Task requirements » Filter this data down to the lines that hold "offset", and copy them.

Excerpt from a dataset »
>>

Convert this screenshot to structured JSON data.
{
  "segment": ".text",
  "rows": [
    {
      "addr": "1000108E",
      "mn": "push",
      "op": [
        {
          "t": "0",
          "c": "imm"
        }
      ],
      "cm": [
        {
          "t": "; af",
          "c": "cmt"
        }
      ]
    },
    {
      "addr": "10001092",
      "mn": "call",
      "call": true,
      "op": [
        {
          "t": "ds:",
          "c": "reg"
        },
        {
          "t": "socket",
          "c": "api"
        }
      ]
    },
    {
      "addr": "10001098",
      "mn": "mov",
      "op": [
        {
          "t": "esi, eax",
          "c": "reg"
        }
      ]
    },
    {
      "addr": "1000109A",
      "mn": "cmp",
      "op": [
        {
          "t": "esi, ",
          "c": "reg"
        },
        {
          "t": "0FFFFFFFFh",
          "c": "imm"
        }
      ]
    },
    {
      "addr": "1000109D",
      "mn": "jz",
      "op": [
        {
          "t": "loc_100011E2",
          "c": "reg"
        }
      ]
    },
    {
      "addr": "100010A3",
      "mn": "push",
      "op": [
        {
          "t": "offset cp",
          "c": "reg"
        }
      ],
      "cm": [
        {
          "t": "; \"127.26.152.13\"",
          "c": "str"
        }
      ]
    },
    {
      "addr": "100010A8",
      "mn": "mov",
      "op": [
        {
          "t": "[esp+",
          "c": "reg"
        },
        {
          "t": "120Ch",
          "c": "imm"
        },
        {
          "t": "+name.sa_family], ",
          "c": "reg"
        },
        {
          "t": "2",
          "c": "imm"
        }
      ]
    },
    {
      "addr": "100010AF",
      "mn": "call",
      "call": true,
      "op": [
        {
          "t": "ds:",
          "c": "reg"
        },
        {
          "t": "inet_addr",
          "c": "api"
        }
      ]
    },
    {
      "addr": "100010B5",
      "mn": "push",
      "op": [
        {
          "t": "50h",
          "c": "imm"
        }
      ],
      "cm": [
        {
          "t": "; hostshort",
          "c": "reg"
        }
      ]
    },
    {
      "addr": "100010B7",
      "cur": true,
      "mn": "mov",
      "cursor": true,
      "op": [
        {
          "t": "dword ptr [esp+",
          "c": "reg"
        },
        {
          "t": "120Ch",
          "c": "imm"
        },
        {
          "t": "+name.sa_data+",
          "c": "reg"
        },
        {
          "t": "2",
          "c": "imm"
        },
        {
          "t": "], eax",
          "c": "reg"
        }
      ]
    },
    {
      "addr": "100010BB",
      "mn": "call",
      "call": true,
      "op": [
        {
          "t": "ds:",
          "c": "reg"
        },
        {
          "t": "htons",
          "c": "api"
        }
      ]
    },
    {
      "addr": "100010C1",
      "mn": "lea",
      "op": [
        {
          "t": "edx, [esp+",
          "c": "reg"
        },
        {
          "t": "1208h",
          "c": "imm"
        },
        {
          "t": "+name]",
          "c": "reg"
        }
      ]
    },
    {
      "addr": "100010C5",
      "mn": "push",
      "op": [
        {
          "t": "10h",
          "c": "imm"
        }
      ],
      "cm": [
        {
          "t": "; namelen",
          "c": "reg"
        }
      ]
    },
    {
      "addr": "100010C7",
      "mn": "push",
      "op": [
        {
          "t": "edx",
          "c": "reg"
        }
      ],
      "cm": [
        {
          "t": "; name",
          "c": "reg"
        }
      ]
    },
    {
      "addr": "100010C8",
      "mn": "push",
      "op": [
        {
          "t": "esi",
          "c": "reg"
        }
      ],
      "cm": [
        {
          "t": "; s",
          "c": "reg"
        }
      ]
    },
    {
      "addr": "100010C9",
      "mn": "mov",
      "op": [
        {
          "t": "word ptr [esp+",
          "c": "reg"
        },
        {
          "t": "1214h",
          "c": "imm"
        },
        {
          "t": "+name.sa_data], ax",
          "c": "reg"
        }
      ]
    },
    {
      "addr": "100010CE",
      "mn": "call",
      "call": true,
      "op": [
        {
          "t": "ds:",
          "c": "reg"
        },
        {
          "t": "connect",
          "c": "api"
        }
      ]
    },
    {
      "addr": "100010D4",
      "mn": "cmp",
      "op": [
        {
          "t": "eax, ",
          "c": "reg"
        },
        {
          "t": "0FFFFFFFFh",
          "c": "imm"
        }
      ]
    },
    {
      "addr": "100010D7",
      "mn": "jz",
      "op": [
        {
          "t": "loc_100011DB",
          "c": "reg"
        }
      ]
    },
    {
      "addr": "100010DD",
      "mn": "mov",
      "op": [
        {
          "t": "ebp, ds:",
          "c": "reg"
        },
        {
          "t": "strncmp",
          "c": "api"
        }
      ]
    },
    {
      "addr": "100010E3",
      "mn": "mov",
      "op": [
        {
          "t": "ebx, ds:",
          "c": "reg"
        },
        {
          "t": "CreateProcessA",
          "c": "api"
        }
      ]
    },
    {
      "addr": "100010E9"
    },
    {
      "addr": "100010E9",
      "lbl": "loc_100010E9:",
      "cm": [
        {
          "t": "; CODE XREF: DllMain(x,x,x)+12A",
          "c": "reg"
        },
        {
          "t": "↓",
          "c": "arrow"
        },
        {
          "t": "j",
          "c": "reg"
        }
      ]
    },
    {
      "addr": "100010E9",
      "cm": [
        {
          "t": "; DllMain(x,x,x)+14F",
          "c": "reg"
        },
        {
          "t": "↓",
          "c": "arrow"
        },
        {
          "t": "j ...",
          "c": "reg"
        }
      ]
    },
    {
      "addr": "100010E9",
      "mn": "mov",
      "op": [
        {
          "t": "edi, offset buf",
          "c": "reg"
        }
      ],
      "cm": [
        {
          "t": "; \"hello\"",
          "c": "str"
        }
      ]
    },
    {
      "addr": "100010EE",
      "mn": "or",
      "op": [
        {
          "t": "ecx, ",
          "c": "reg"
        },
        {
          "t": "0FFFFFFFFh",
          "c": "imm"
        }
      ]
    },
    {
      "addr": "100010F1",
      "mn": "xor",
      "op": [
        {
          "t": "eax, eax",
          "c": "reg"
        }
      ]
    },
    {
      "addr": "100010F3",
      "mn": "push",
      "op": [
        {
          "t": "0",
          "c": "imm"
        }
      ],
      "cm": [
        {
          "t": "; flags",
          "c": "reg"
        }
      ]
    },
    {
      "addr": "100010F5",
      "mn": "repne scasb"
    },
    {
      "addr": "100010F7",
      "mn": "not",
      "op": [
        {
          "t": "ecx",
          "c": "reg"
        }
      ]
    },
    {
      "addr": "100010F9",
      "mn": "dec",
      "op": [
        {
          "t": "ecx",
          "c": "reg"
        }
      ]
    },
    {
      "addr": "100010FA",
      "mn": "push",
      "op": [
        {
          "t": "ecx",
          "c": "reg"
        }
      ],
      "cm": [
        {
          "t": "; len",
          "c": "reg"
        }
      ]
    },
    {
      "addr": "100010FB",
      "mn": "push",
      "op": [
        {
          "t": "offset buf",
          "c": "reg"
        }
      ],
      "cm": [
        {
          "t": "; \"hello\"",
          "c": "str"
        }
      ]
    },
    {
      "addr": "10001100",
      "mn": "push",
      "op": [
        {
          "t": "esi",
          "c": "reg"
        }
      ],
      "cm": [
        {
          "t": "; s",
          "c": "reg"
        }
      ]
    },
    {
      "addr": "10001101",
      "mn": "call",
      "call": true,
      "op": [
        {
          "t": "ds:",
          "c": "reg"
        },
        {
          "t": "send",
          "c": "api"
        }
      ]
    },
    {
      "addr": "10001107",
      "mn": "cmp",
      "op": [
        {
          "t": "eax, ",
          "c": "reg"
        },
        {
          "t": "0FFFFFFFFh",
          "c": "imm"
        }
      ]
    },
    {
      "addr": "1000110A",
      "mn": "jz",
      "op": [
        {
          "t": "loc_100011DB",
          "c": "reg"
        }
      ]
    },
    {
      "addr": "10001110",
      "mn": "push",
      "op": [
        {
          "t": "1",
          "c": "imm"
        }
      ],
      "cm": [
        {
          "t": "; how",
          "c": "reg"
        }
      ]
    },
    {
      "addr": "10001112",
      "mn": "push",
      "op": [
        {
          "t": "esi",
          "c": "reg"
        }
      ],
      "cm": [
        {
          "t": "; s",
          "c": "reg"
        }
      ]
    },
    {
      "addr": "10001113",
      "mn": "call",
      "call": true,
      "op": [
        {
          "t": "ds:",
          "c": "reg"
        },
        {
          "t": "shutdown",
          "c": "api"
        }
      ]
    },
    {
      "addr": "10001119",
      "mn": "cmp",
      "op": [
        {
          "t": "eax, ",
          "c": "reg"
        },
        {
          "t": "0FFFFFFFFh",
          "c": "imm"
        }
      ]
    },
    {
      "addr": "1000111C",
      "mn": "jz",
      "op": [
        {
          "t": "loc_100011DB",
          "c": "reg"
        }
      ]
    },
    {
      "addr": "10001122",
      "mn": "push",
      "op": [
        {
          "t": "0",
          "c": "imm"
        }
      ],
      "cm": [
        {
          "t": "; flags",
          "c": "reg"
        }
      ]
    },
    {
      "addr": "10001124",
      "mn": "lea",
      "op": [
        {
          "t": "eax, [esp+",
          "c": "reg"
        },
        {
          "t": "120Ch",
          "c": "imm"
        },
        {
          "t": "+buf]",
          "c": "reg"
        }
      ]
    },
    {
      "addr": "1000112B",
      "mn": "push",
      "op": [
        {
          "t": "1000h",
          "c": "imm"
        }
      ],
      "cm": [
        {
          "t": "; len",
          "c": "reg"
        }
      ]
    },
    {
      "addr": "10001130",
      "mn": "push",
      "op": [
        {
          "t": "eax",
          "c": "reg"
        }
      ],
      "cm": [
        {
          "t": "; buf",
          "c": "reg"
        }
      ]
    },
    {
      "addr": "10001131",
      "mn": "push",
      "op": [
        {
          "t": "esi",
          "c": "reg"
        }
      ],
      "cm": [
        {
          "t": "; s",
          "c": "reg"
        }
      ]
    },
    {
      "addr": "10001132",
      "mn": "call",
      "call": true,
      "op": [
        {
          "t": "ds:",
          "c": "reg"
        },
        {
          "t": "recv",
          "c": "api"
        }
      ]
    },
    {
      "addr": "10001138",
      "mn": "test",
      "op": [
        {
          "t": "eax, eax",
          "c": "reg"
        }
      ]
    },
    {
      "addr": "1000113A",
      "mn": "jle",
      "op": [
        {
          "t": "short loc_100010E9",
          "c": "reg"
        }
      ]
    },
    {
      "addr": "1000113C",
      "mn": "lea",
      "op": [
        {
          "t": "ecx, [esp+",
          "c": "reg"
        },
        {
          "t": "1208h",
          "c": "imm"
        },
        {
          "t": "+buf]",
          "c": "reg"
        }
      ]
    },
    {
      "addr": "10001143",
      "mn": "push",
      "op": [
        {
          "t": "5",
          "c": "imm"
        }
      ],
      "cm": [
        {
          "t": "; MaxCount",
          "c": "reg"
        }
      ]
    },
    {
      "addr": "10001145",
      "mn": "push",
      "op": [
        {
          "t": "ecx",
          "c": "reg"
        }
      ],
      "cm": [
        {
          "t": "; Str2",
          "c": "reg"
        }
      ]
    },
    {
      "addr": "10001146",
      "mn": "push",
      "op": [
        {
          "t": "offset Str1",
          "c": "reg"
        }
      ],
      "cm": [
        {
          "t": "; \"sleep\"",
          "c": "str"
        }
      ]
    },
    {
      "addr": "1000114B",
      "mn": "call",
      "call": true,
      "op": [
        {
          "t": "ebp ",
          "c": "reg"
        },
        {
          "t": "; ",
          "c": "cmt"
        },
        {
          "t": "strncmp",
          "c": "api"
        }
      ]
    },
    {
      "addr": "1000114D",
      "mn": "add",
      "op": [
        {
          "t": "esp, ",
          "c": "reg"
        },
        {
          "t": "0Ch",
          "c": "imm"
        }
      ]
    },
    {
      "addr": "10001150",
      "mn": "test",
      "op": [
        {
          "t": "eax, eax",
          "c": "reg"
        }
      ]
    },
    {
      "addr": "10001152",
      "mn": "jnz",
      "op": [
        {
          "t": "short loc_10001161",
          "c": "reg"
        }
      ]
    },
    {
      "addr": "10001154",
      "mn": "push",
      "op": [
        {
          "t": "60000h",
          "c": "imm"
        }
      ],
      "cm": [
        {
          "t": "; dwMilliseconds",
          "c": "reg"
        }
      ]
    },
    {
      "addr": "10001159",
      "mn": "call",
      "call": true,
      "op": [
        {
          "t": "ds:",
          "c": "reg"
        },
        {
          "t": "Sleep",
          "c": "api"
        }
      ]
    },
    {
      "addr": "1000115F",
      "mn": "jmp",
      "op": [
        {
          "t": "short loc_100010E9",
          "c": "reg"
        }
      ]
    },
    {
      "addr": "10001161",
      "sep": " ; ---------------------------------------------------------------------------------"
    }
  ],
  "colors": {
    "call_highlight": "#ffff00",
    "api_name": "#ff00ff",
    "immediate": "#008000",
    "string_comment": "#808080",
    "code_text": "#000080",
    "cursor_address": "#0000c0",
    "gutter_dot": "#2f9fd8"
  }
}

<<

Answer to this exercise »
          "t": "offset cp",
          "t": "edi, offset buf",
          "t": "offset buf",
          "t": "offset Str1",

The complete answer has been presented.